— begin DOCUMENT —

The second thread transferring mechanism 60 has two or right and left guide frames 62 and 63 fixed on the sewing machine frame, a movable frame 64 movable from a retracting position (position shown in FIG. 7A) to a protruding position(position shown in FIG. 7E) supported in a guiding manner by the second guide frames 62 and 63, the second thread transferring member 61 movable between the stand-by position (position shown in FIG. 7A) and the thread turnover position (position shown in FIG. 7E), and the second drive mechanism 65 driving the movable frame 64 and the second thread transferring member 61.

The second guide frames 62 and 63 are arranged on the left side of the needle bar 12 and the thread take-up lever 13. The guide frames 62 and 63 respectively are of long vertical plate frames, and are arranged in the left and right convergingly. Between the guide frames 62 and 63 the movable frame 64 is arranged movably.

— end DOCUMENT —
— begin RECORDS SHOWN —

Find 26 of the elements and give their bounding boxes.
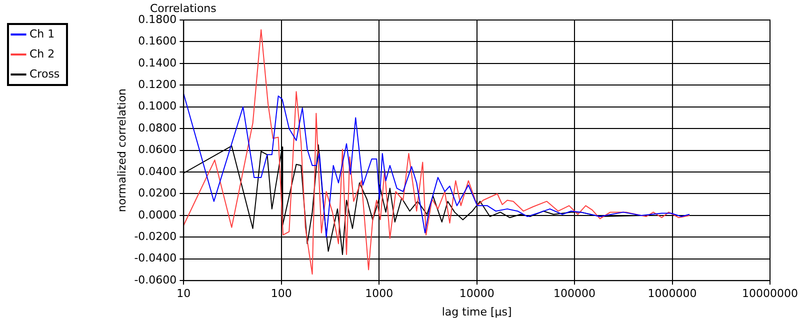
y-tick-label: 0.1600 [138,34,177,48]
y-tick-label: 0.0800 [138,121,177,134]
x-axis-title: lag time [µs] [442,305,512,318]
y-tick-label: 0.0600 [138,143,177,156]
legend-label: Cross [30,67,60,80]
y-tick-label: 0.0000 [138,208,177,222]
y-tick-label: 0.1400 [138,56,177,70]
legend-label: Ch 2 [30,47,55,60]
x-tick-label: 10000000 [742,287,798,300]
y-tick-label: 0.1800 [138,12,177,26]
x-tick-label: 10 [176,287,191,300]
y-tick-label: 0.1000 [138,100,177,113]
y-axis-title: normalized correlation [115,88,128,212]
y-tick-label: 0.0200 [138,186,177,200]
x-tick-label: 1000 [365,287,394,300]
chart-title: Correlations [150,2,216,15]
x-tick-label: 10000 [459,287,494,300]
y-tick-label: 0.1200 [138,78,177,92]
y-tick-label: -0.0200 [134,230,177,244]
x-tick-label: 100000 [554,287,596,300]
legend-label: Ch 1 [30,27,55,40]
x-tick-label: 1000000 [648,287,697,300]
x-tick-label: 100 [270,287,292,300]
y-tick-label: -0.0600 [134,273,177,286]
y-tick-label: 0.0400 [138,164,177,178]
y-tick-label: -0.0400 [134,252,177,265]
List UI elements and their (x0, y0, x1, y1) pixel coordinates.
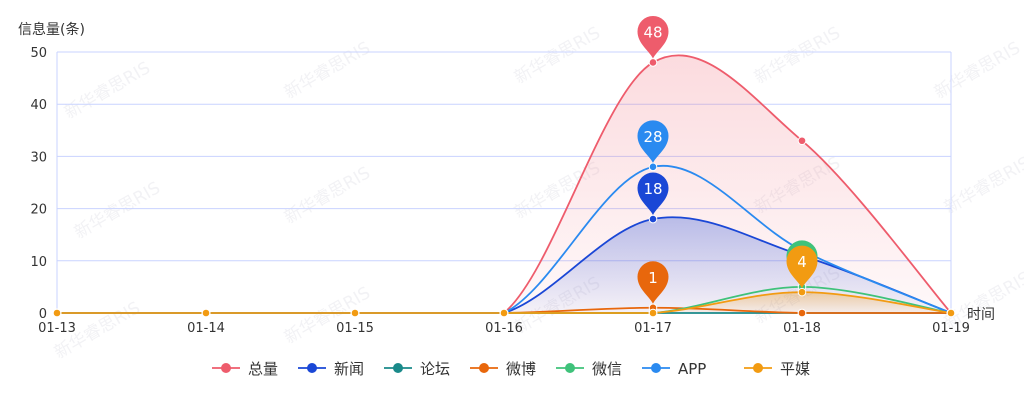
x-tick-label: 01-14 (187, 321, 225, 336)
max-value-markers: 48 18 1 28 4 (637, 15, 818, 304)
watermark-text: 新华睿思RIS (71, 178, 164, 243)
data-point (499, 308, 509, 318)
x-tick-label: 01-19 (932, 321, 970, 336)
max-marker-pin (637, 172, 669, 216)
legend-dot (307, 363, 317, 373)
legend-dot (753, 363, 763, 373)
y-tick-label: 50 (30, 46, 47, 61)
x-axis-title: 时间 (967, 307, 995, 323)
x-tick-label: 01-13 (38, 321, 76, 336)
x-tick-label: 01-17 (634, 321, 672, 336)
data-point (946, 308, 956, 318)
legend-item: APP (642, 360, 706, 378)
y-tick-label: 20 (30, 203, 47, 218)
max-marker-pin (637, 120, 669, 163)
max-marker-pin (637, 261, 669, 304)
series-areas (57, 55, 951, 314)
data-point (648, 58, 658, 67)
data-point (648, 214, 658, 224)
y-tick-label: 0 (39, 307, 47, 322)
legend-item: 论坛 (384, 360, 450, 378)
data-point (648, 162, 658, 172)
data-label: 4 (797, 253, 807, 271)
series-area (57, 217, 951, 313)
legend-item: 微信 (556, 360, 622, 378)
y-tick-labels: 0 10 20 30 40 50 (30, 46, 47, 322)
legend-label: 论坛 (420, 360, 450, 378)
watermark-text: 新华睿思RIS (61, 58, 154, 123)
data-point (797, 308, 807, 318)
watermark-text: 新华睿思RIS (751, 23, 844, 88)
legend-item: 平媒 (744, 360, 810, 378)
watermark-text: 新华睿思RIS (281, 163, 374, 228)
x-tick-labels: 01-13 01-14 01-15 01-16 01-17 01-18 01-19 (38, 321, 970, 336)
data-point (350, 308, 360, 318)
legend-label: 微信 (592, 360, 622, 378)
data-label: 1 (648, 269, 658, 287)
data-point (201, 308, 211, 318)
legend-item: 微博 (470, 360, 536, 378)
data-label: 18 (643, 180, 662, 198)
legend-dot (565, 363, 575, 373)
legend-label: APP (678, 360, 706, 378)
watermark-text: 新华睿思RIS (281, 38, 374, 103)
legend-label: 微博 (506, 360, 536, 378)
legend-dot (651, 363, 661, 373)
x-tick-label: 01-15 (336, 321, 374, 336)
data-label: 28 (643, 128, 662, 146)
y-tick-label: 40 (30, 98, 47, 113)
data-point (797, 287, 807, 297)
max-marker-pin (786, 245, 818, 289)
legend-item: 总量 (212, 360, 278, 378)
watermark-text: 新华睿思RIS (941, 153, 1024, 218)
watermark-text: 新华睿思RIS (281, 283, 374, 348)
legend-label: 新闻 (334, 360, 364, 378)
legend: 总量 新闻 论坛 微博 微信 APP 平媒 (212, 360, 810, 378)
x-tick-label: 01-18 (783, 321, 821, 336)
legend-dot (221, 363, 231, 373)
data-point (797, 136, 807, 146)
y-tick-label: 30 (30, 150, 47, 165)
y-axis-title: 信息量(条) (18, 21, 85, 38)
data-label: 48 (643, 23, 662, 41)
legend-label: 总量 (248, 360, 278, 378)
x-tick-label: 01-16 (485, 321, 523, 336)
watermark-text: 新华睿思RIS (511, 23, 604, 88)
data-point (648, 308, 658, 318)
legend-dot (393, 363, 403, 373)
y-tick-label: 10 (30, 255, 47, 270)
data-points (52, 58, 956, 318)
data-point (52, 308, 62, 318)
max-marker-pin (637, 15, 669, 59)
series-area (57, 292, 951, 313)
legend-item: 新闻 (298, 360, 364, 378)
legend-dot (479, 363, 489, 373)
legend-label: 平媒 (780, 360, 810, 378)
watermark-text: 新华睿思RIS (931, 38, 1024, 103)
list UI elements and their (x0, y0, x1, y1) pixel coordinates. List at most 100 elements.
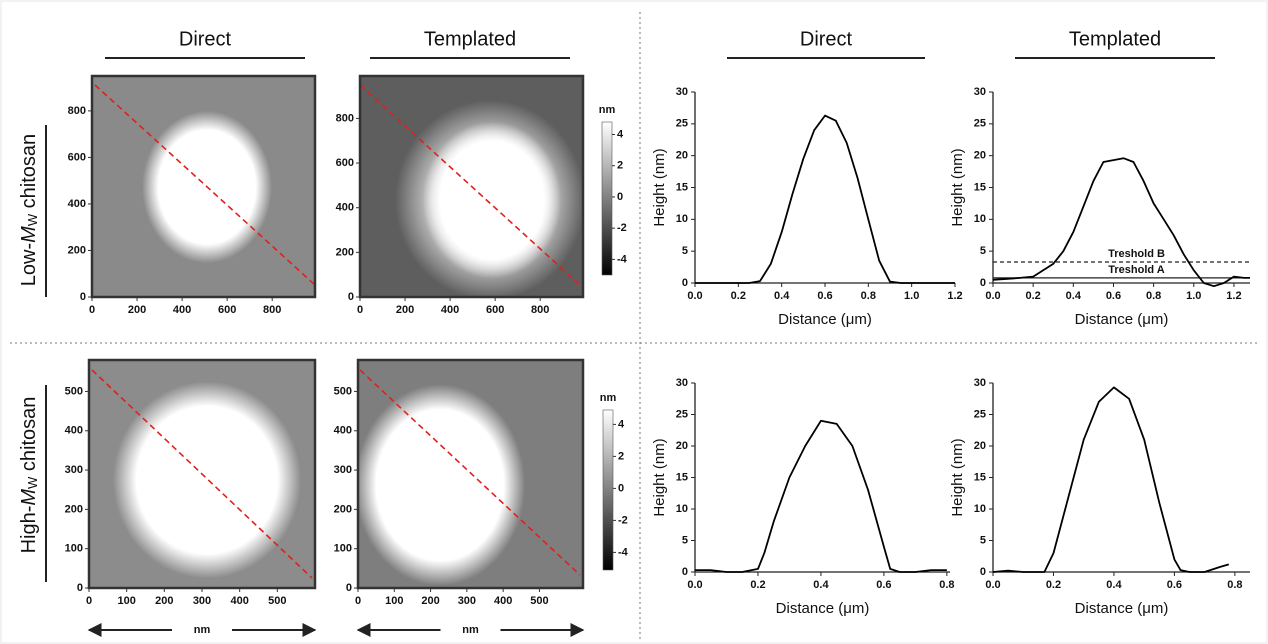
x-tick-label: 600 (486, 304, 504, 316)
y-tick-label: 400 (68, 198, 86, 210)
axes (992, 383, 1250, 573)
profile-line (695, 419, 947, 573)
x-tick-label: 200 (421, 595, 439, 607)
y-tick-label: 500 (334, 385, 352, 397)
y-tick-label: 20 (974, 440, 986, 452)
x-axis-label: Distance (μm) (778, 311, 872, 328)
x-tick-label: 300 (458, 595, 476, 607)
y-tick-label: 20 (676, 150, 688, 162)
x-tick-label: 0.2 (750, 579, 765, 591)
y-tick-label: 300 (334, 464, 352, 476)
x-tick-label: 600 (218, 304, 236, 316)
x-tick-label: 0.4 (774, 290, 790, 302)
x-tick-label: 500 (530, 595, 548, 607)
x-tick-label: 0.4 (813, 579, 829, 591)
y-tick-label: 10 (676, 213, 688, 225)
profile-path (91, 369, 313, 579)
colorbar (602, 409, 614, 571)
x-tick-label: 0.6 (1106, 290, 1121, 302)
x-tick-label: 400 (441, 304, 459, 316)
y-tick-label: 400 (65, 425, 83, 437)
x-tick-label: 200 (128, 304, 146, 316)
profile-line (992, 386, 1230, 573)
column-header: Templated (424, 28, 516, 50)
x-tick-label: 400 (494, 595, 512, 607)
y-tick-label: 200 (68, 244, 86, 256)
x-tick-label: 800 (263, 304, 281, 316)
y-tick-label: 15 (676, 471, 688, 483)
y-tick-label: 0 (980, 277, 986, 289)
y-tick-label: 5 (682, 534, 688, 546)
x-tick-label: 300 (193, 595, 211, 607)
x-tick-label: 0.2 (1026, 290, 1041, 302)
y-axis-label: Height (nm) (949, 148, 966, 226)
y-tick-label: 200 (334, 503, 352, 515)
image-border (358, 74, 585, 299)
y-tick-label: 400 (336, 202, 354, 214)
x-tick-label: 0.0 (687, 579, 702, 591)
x-tick-label: 0.6 (1167, 579, 1182, 591)
y-tick-label: 5 (682, 245, 688, 257)
y-tick-label: 20 (974, 150, 986, 162)
y-tick-label: 200 (336, 246, 354, 258)
image-border (356, 358, 585, 590)
x-tick-label: 1.2 (1226, 290, 1241, 302)
y-tick-label: 200 (65, 503, 83, 515)
y-tick-label: 10 (974, 213, 986, 225)
y-tick-label: 25 (974, 408, 986, 420)
y-tick-label: 600 (336, 157, 354, 169)
colorbar-label: nm (600, 392, 617, 404)
x-tick-label: 0.2 (1046, 579, 1061, 591)
x-tick-label: 200 (396, 304, 414, 316)
colorbar-tick-label: 4 (617, 128, 624, 140)
row-label-symbol: M (18, 489, 40, 506)
y-tick-label: 15 (676, 181, 688, 193)
y-tick-label: 0 (80, 291, 86, 303)
y-tick-label: 5 (980, 245, 986, 257)
image-border (90, 74, 317, 299)
y-tick-label: 0 (682, 277, 688, 289)
y-tick-label: 400 (334, 425, 352, 437)
x-tick-label: 100 (117, 595, 135, 607)
x-tick-label: 0.0 (985, 579, 1000, 591)
x-tick-label: 400 (173, 304, 191, 316)
x-tick-label: 0.8 (1227, 579, 1242, 591)
x-axis-label: Distance (μm) (1075, 600, 1169, 617)
y-tick-label: 10 (676, 503, 688, 515)
x-tick-label: 0 (355, 595, 361, 607)
x-tick-label: 1.0 (904, 290, 919, 302)
y-tick-label: 300 (65, 464, 83, 476)
row-label: Low-MW chitosan (18, 134, 40, 286)
column-header: Templated (1069, 28, 1161, 50)
row-label-subscript: W (25, 213, 40, 226)
row-label-suffix: chitosan (18, 134, 40, 214)
x-axis-label: nm (194, 624, 211, 636)
colorbar (601, 121, 613, 276)
y-tick-label: 800 (336, 112, 354, 124)
afm-particle (354, 384, 526, 586)
afm-particle (112, 381, 302, 579)
x-axis-label: Distance (μm) (1075, 311, 1169, 328)
x-tick-label: 800 (531, 304, 549, 316)
x-tick-label: 0.8 (1146, 290, 1161, 302)
x-tick-label: 0 (89, 304, 95, 316)
x-tick-label: 0.0 (687, 290, 702, 302)
threshold-label: Treshold A (1108, 264, 1164, 276)
profile-line (695, 114, 955, 284)
profile-line (992, 157, 1250, 288)
y-tick-label: 30 (974, 377, 986, 389)
y-tick-label: 15 (974, 471, 986, 483)
colorbar-tick-label: 4 (618, 418, 625, 430)
x-tick-label: 0 (357, 304, 363, 316)
y-axis-label: Height (nm) (651, 438, 668, 516)
row-label-suffix: chitosan (18, 397, 40, 477)
x-tick-label: 1.0 (1186, 290, 1201, 302)
x-tick-label: 200 (155, 595, 173, 607)
row-label: High-MW chitosan (18, 397, 40, 554)
x-tick-label: 0.6 (876, 579, 891, 591)
threshold-label: Treshold B (1108, 248, 1165, 260)
colorbar-tick-label: -2 (618, 514, 628, 526)
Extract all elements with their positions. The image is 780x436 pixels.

— end RECORDS SHOWN —

> [EXERCISE TASKS]:
A - In the sewing machine passage, where are the second guide frames 62 and 63 arranged?
B - Gather every line of the records that contains the word "title", matching case.
The records have no connection to the sewing machine passage.

> [PER-TASK OUTPUTS]:
A - On the left side of the needle bar 12 and the thread take-up lever 13.

B -
x-axis-title: lag time [µs] [442,305,512,318]
y-axis-title: normalized correlation [115,88,128,212]
chart-title: Correlations [150,2,216,15]
x-axis-title: 时间 (967, 307, 995, 323)
y-axis-title: 信息量(条) (18, 21, 85, 38)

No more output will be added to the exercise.